• **What you are asked to do**
Below are some entries. Copy each line that holds the string "denominator".

• **Stored records**
++++++++
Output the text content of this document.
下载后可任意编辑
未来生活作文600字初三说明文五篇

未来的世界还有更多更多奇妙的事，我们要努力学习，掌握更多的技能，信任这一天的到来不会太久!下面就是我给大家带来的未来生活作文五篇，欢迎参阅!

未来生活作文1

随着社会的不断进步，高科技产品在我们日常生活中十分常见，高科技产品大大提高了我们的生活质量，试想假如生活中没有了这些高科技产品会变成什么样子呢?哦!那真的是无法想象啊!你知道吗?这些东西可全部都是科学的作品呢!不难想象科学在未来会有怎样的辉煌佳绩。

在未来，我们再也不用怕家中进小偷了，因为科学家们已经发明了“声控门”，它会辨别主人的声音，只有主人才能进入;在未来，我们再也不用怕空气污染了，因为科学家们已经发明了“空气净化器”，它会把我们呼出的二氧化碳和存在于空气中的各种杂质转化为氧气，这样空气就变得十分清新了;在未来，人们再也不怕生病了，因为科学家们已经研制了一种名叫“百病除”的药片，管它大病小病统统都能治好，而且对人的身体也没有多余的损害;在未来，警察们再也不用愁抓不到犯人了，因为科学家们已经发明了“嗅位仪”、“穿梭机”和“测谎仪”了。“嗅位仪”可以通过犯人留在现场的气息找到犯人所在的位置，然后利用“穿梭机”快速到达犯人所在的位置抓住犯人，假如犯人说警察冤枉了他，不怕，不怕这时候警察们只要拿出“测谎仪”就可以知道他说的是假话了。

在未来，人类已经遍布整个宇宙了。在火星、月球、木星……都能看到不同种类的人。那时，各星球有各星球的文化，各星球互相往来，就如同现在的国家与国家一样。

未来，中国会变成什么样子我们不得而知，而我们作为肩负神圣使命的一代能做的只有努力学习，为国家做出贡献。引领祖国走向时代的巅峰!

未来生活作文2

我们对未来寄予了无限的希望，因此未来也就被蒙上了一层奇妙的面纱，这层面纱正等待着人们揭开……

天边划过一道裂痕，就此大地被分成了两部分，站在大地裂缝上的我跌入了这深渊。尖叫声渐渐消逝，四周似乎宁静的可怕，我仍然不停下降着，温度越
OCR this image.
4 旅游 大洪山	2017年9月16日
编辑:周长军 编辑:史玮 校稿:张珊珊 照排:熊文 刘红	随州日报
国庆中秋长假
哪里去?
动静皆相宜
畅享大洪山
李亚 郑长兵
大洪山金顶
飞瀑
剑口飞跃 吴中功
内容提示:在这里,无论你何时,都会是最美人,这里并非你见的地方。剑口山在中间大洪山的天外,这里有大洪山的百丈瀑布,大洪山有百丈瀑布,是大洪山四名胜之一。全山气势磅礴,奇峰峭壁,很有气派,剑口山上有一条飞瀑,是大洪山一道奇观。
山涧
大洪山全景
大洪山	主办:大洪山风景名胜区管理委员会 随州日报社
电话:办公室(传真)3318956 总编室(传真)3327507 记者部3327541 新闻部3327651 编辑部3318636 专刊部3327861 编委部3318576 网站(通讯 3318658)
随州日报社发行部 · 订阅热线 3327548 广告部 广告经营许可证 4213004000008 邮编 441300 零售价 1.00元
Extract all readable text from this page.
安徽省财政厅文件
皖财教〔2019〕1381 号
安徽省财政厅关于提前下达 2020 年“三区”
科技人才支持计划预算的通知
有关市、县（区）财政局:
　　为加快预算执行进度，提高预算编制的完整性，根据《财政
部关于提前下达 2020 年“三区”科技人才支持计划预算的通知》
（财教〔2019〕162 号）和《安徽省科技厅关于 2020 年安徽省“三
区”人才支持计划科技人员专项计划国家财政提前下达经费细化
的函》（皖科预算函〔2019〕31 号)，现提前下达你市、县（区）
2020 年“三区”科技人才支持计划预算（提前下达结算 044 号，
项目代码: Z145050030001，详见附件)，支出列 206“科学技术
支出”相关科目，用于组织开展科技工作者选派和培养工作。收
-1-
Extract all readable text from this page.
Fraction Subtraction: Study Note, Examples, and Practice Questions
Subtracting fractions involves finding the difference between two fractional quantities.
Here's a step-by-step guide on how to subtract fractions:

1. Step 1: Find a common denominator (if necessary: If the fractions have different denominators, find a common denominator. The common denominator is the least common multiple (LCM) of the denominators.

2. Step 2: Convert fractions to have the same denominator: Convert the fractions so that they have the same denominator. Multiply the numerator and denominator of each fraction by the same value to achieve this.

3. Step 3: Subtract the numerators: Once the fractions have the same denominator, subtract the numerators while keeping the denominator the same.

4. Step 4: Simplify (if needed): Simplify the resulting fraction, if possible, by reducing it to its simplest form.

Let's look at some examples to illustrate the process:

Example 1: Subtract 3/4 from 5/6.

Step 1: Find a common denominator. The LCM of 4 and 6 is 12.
++++++++
• **Result below**
1. Step 1: Find a common denominator (if necessary: If the fractions have different denominators, find a common denominator. The common denominator is the least common multiple (LCM) of the denominators.
2. Step 2: Convert fractions to have the same denominator: Convert the fractions so that they have the same denominator. Multiply the numerator and denominator of each fraction by the same value to achieve this.
3. Step 3: Subtract the numerators: Once the fractions have the same denominator, subtract the numerators while keeping the denominator the same.
Step 1: Find a common denominator. The LCM of 4 and 6 is 12.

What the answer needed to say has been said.